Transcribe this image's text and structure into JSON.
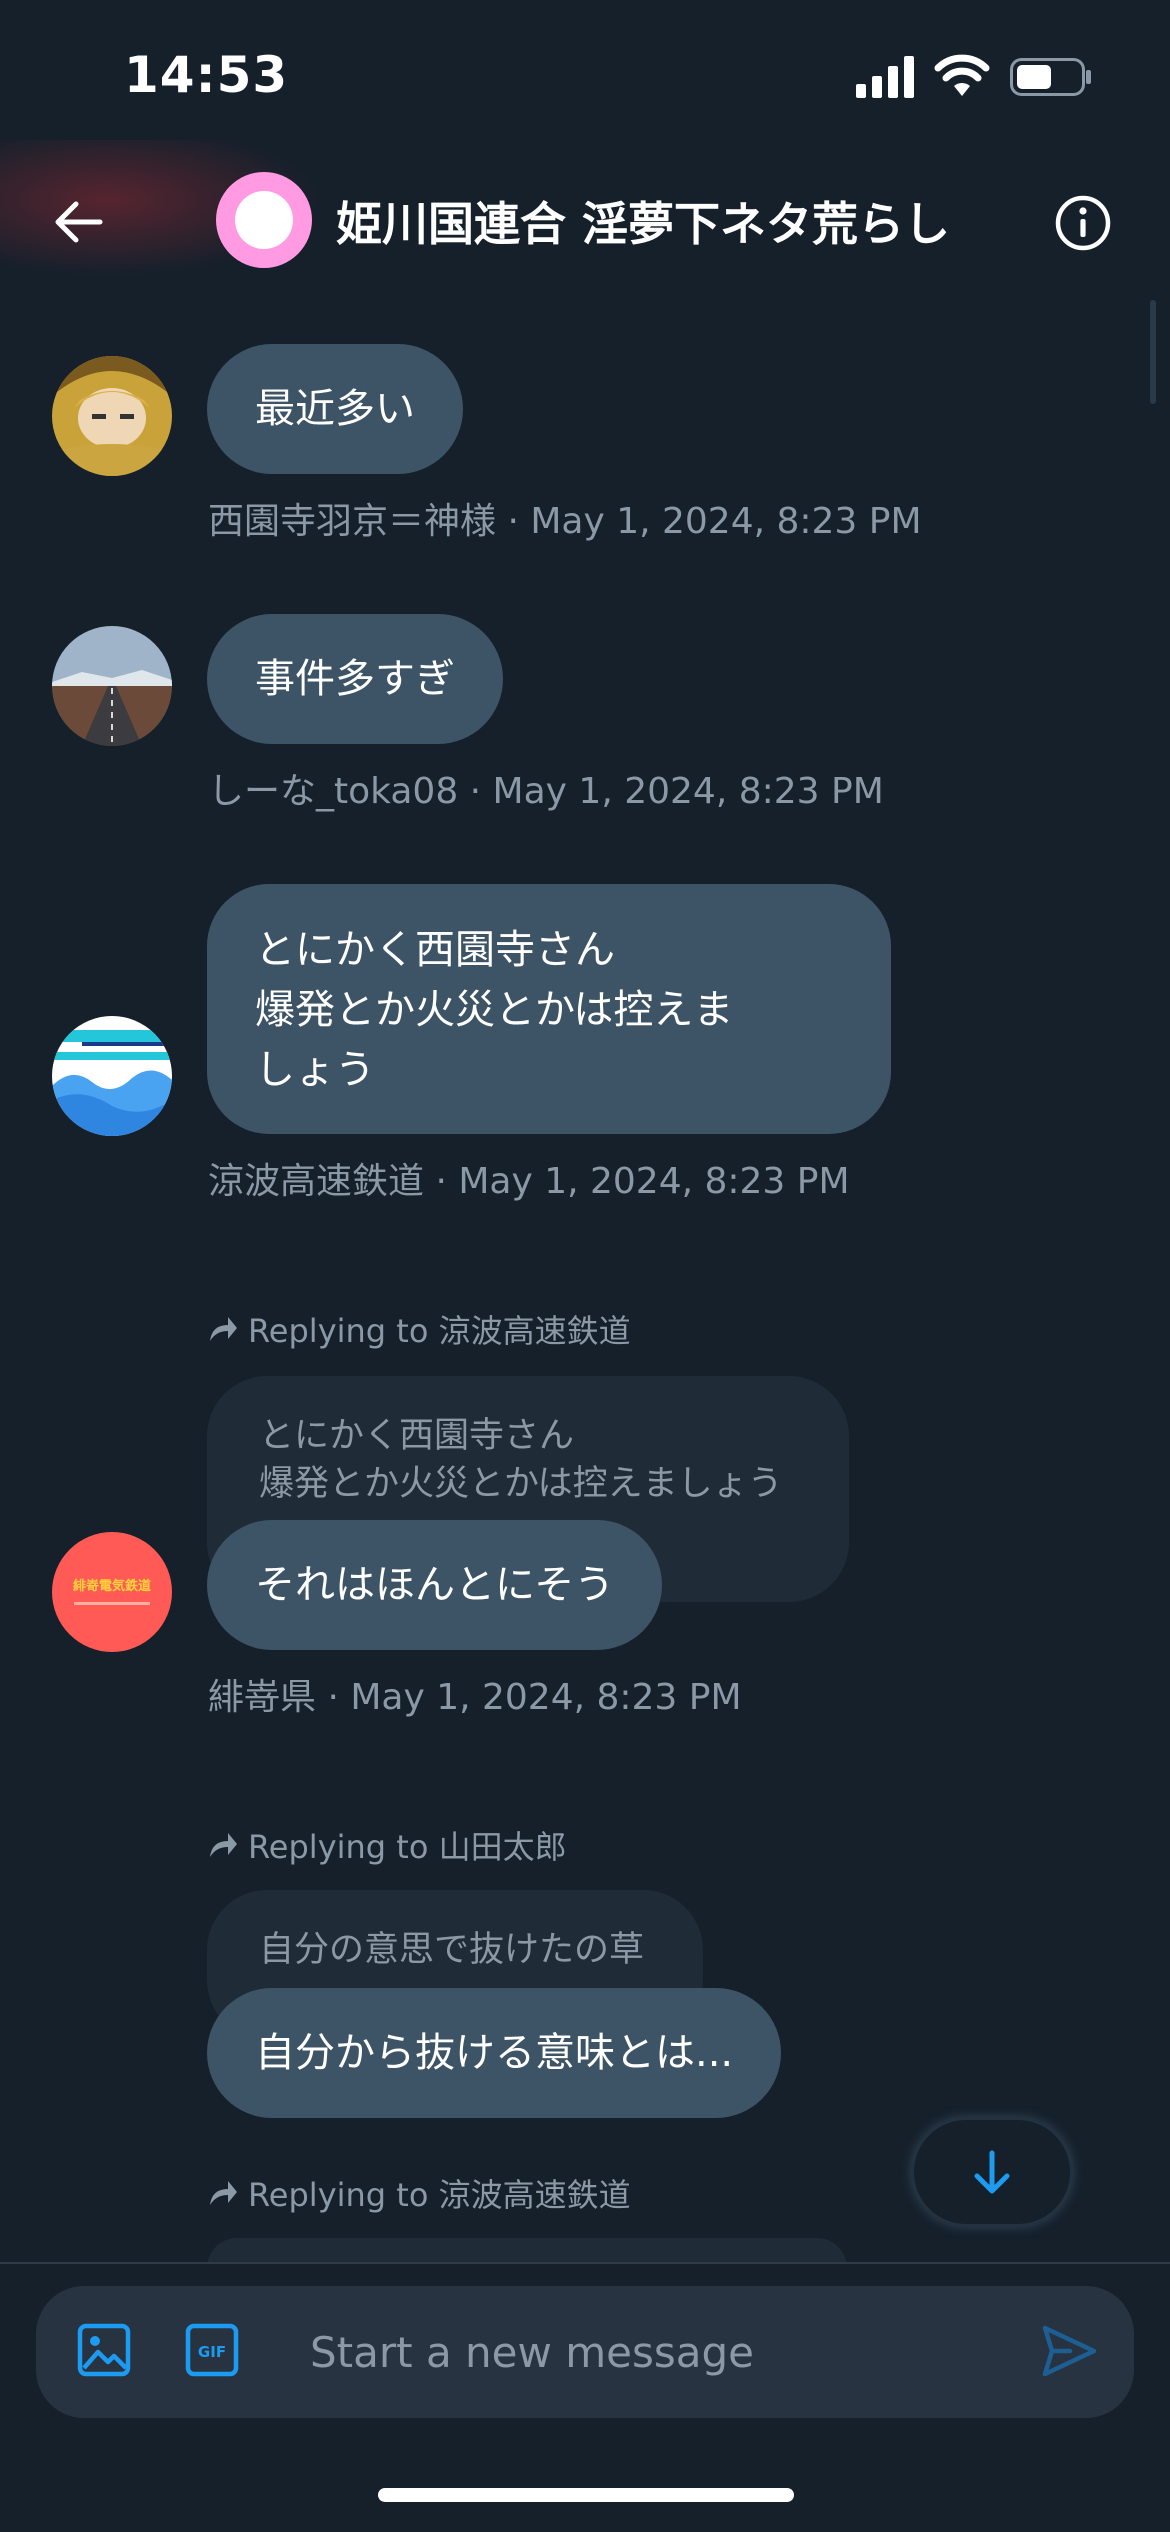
{
  "status_bar": {
    "time": "14:53"
  },
  "header": {
    "title": "姫川国連合 淫夢下ネタ荒らし"
  },
  "messages": [
    {
      "text": "最近多い",
      "meta": "西園寺羽京＝神様 · May 1, 2024, 8:23 PM"
    },
    {
      "text": "事件多すぎ",
      "meta": "しーな_toka08 · May 1, 2024, 8:23 PM"
    },
    {
      "text": "とにかく西園寺さん\n爆発とか火災とかは控えま\nしょう",
      "meta": "涼波高速鉄道 · May 1, 2024, 8:23 PM"
    },
    {
      "reply_to": "Replying to 涼波高速鉄道",
      "quote": "とにかく西園寺さん\n爆発とか火災とかは控えましょう",
      "text": "それはほんとにそう",
      "meta": "緋嵜県 · May 1, 2024, 8:23 PM"
    },
    {
      "reply_to": "Replying to 山田太郎",
      "quote": "自分の意思で抜けたの草",
      "text": "自分から抜ける意味とは..."
    },
    {
      "reply_to": "Replying to 涼波高速鉄道"
    }
  ],
  "avatars": {
    "hikazaki_logo_text": "緋嵜電気鉄道"
  },
  "composer": {
    "placeholder": "Start a new message",
    "gif_label": "GIF"
  },
  "colors": {
    "background": "#15202b",
    "bubble": "#3d5466",
    "accent": "#1d9bf0",
    "meta": "#8b98a5"
  }
}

- [Task instructions]:
State the number of lines that contain the string "涼波高速鉄道", with no other words.

- [Task answer]:
3